= WHAT IS REQUIRED =
Gather each line containing the string "Redundant" from these entries.

= MATERIAL SHOWN =
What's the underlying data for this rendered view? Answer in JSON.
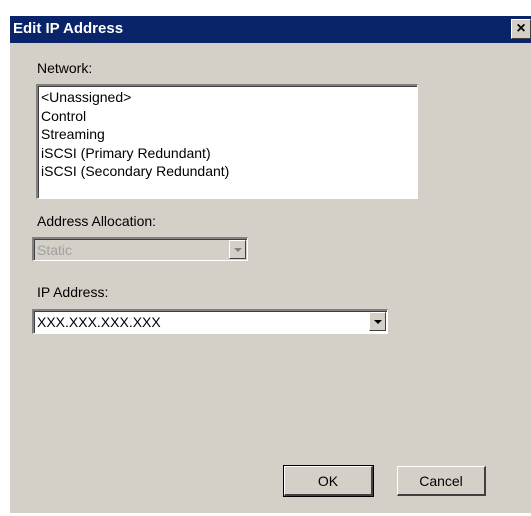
{
  "dialog": {
    "title": "Edit IP Address",
    "close_glyph": "×"
  },
  "network": {
    "label": "Network:",
    "items": [
      "<Unassigned>",
      "Control",
      "Streaming",
      "iSCSI (Primary Redundant)",
      "iSCSI (Secondary Redundant)"
    ]
  },
  "address_allocation": {
    "label": "Address Allocation:",
    "value": "Static",
    "enabled": false
  },
  "ip_address": {
    "label": "IP Address:",
    "value": "XXX.XXX.XXX.XXX"
  },
  "buttons": {
    "ok_label": "OK",
    "cancel_label": "Cancel"
  }
}
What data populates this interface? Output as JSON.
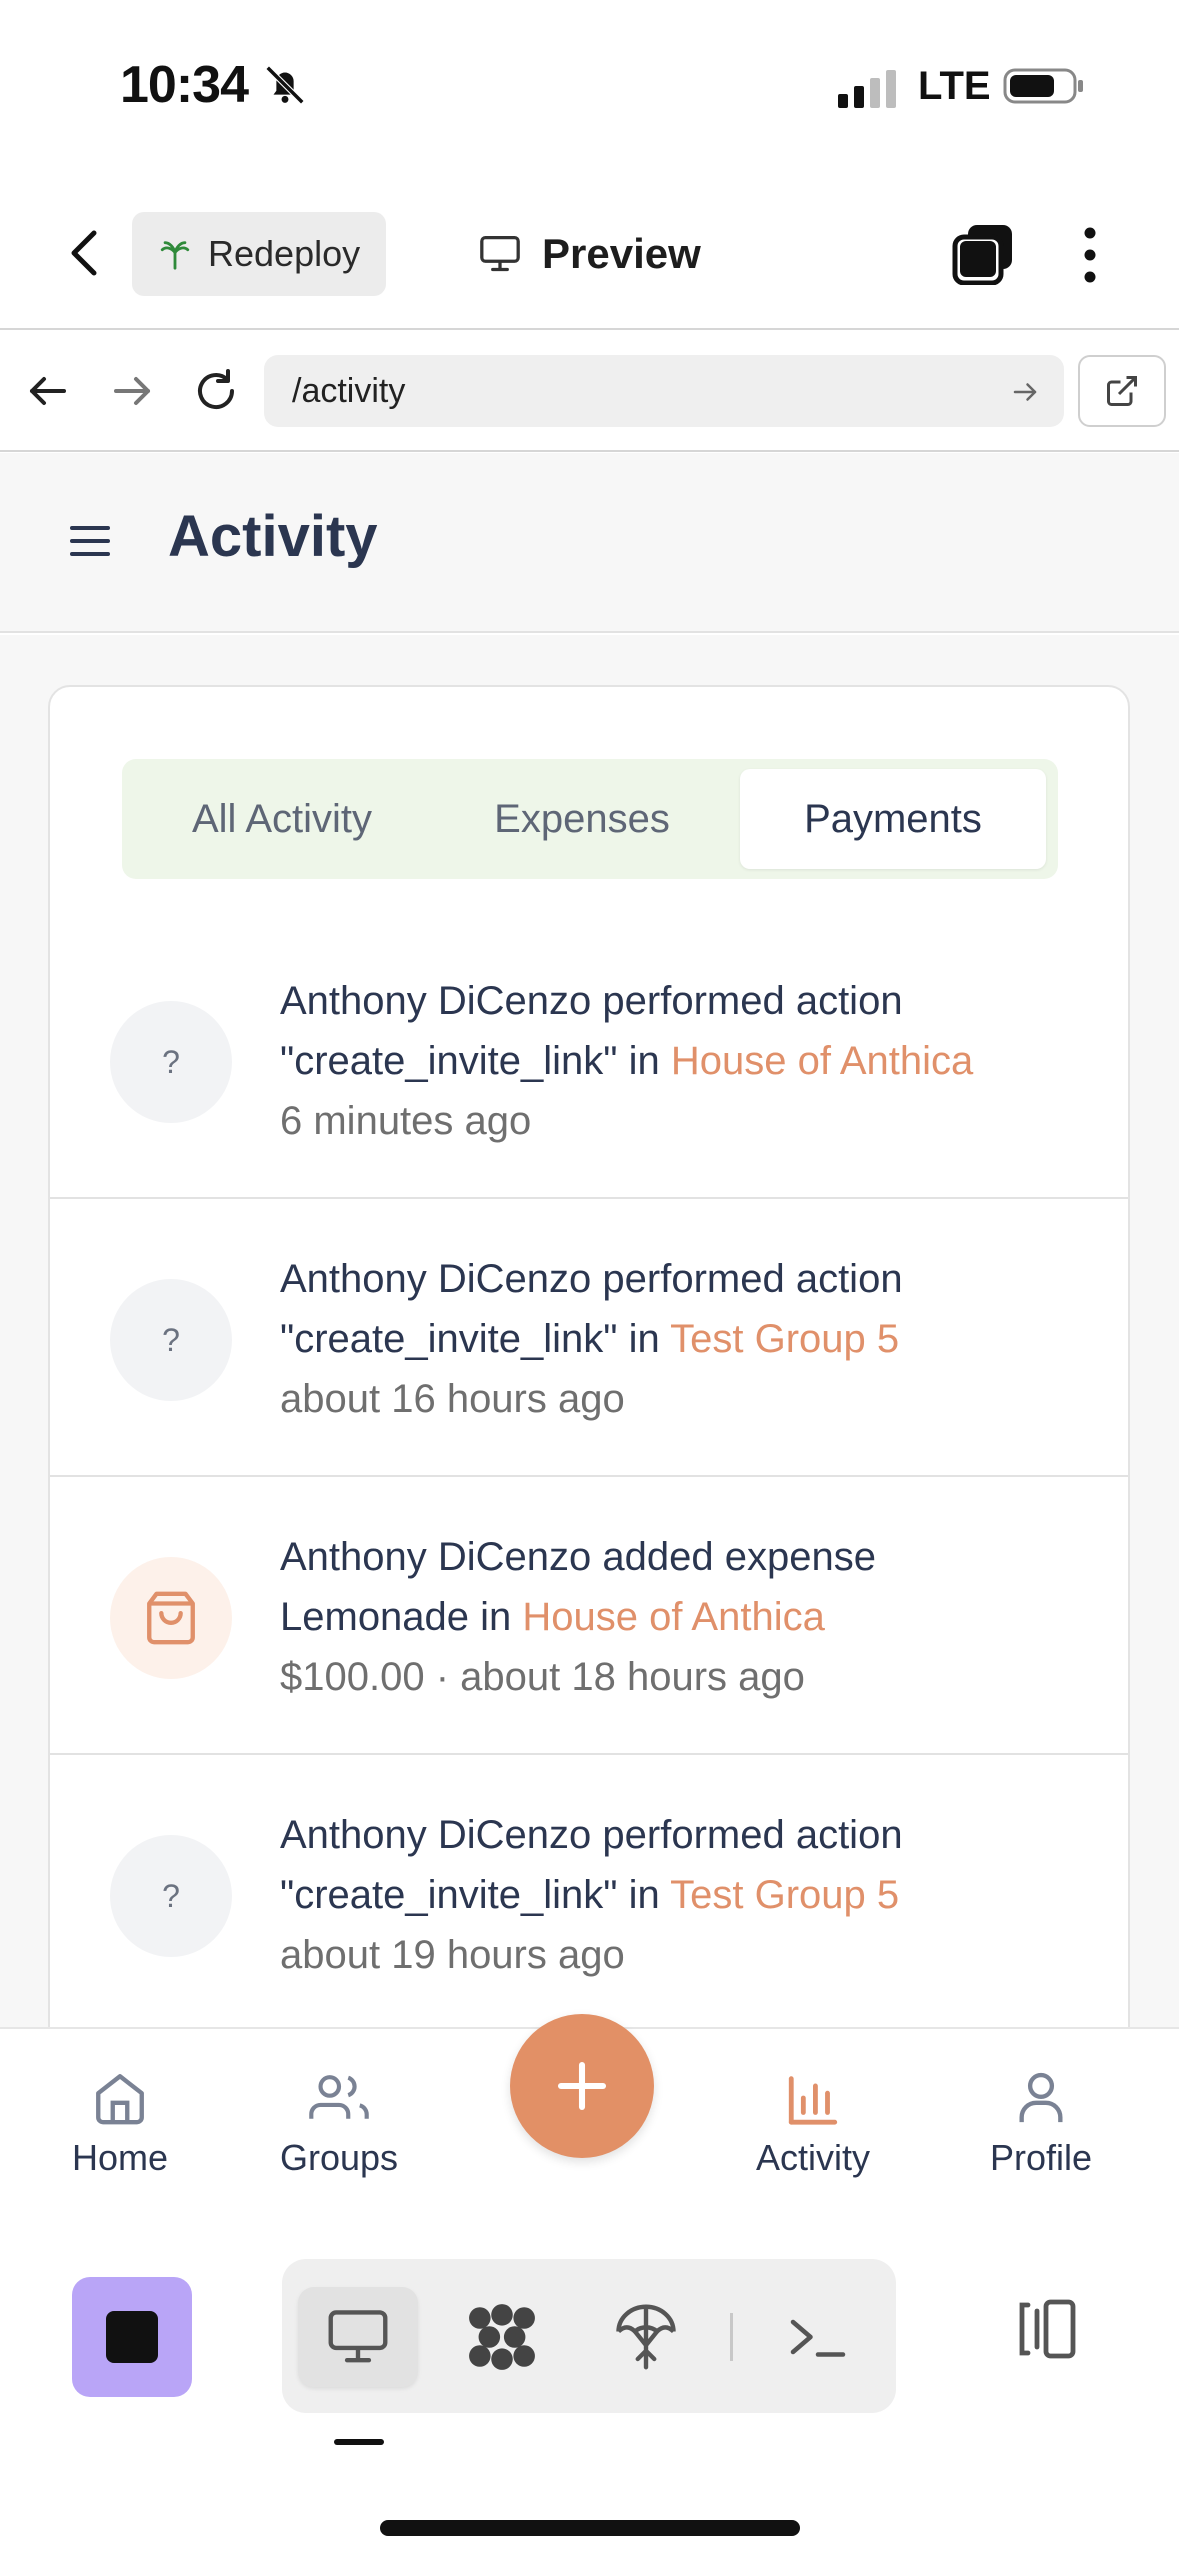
{
  "status_bar": {
    "time": "10:34",
    "network": "LTE"
  },
  "app_bar": {
    "redeploy_label": "Redeploy",
    "preview_label": "Preview"
  },
  "url_bar": {
    "path": "/activity"
  },
  "page": {
    "title": "Activity"
  },
  "tabs": [
    {
      "label": "All Activity",
      "active": false
    },
    {
      "label": "Expenses",
      "active": false
    },
    {
      "label": "Payments",
      "active": true
    }
  ],
  "activity_items": [
    {
      "avatar": "?",
      "line1": "Anthony DiCenzo performed action",
      "line2_prefix": "\"create_invite_link\" in ",
      "group": "House of Anthica",
      "meta": "6 minutes ago",
      "type": "action"
    },
    {
      "avatar": "?",
      "line1": "Anthony DiCenzo performed action",
      "line2_prefix": "\"create_invite_link\" in ",
      "group": "Test Group 5",
      "meta": "about 16 hours ago",
      "type": "action"
    },
    {
      "avatar": "shopping-bag-icon",
      "line1": "Anthony DiCenzo added expense",
      "line2_prefix": "Lemonade in ",
      "group": "House of Anthica",
      "meta": "$100.00 · about 18 hours ago",
      "type": "expense"
    },
    {
      "avatar": "?",
      "line1": "Anthony DiCenzo performed action",
      "line2_prefix": "\"create_invite_link\" in ",
      "group": "Test Group 5",
      "meta": "about 19 hours ago",
      "type": "action"
    }
  ],
  "bottom_nav": {
    "home": "Home",
    "groups": "Groups",
    "activity": "Activity",
    "profile": "Profile",
    "active": "activity"
  },
  "colors": {
    "accent": "#e29066",
    "title": "#2b3650",
    "tab_bg": "#eef6e9",
    "dev_square": "#b9a5f7"
  }
}
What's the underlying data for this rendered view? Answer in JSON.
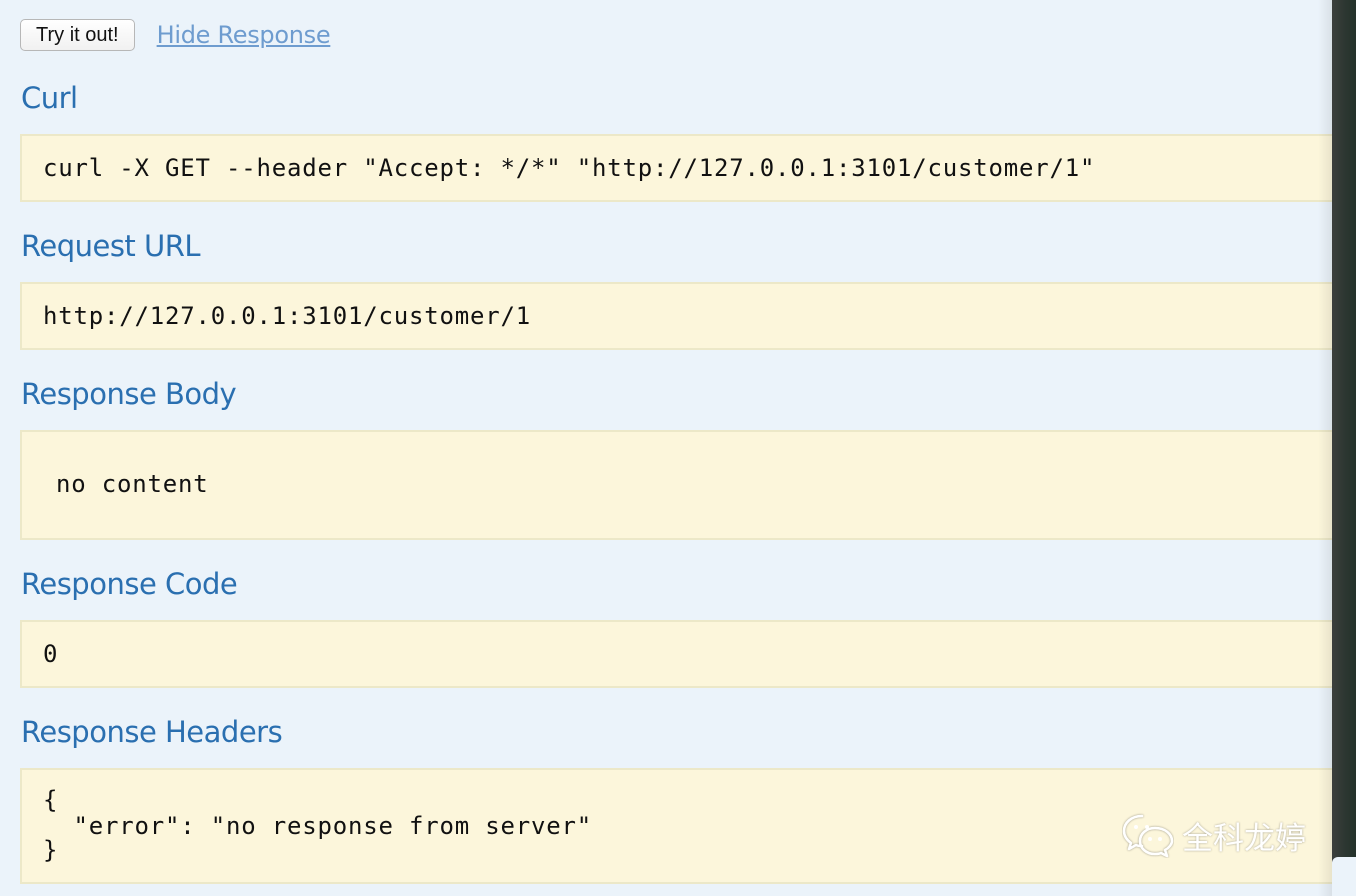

= TASK OUTPUT =
      "iSCSI (Primary Redundant)",
      "iSCSI (Secondary Redundant)"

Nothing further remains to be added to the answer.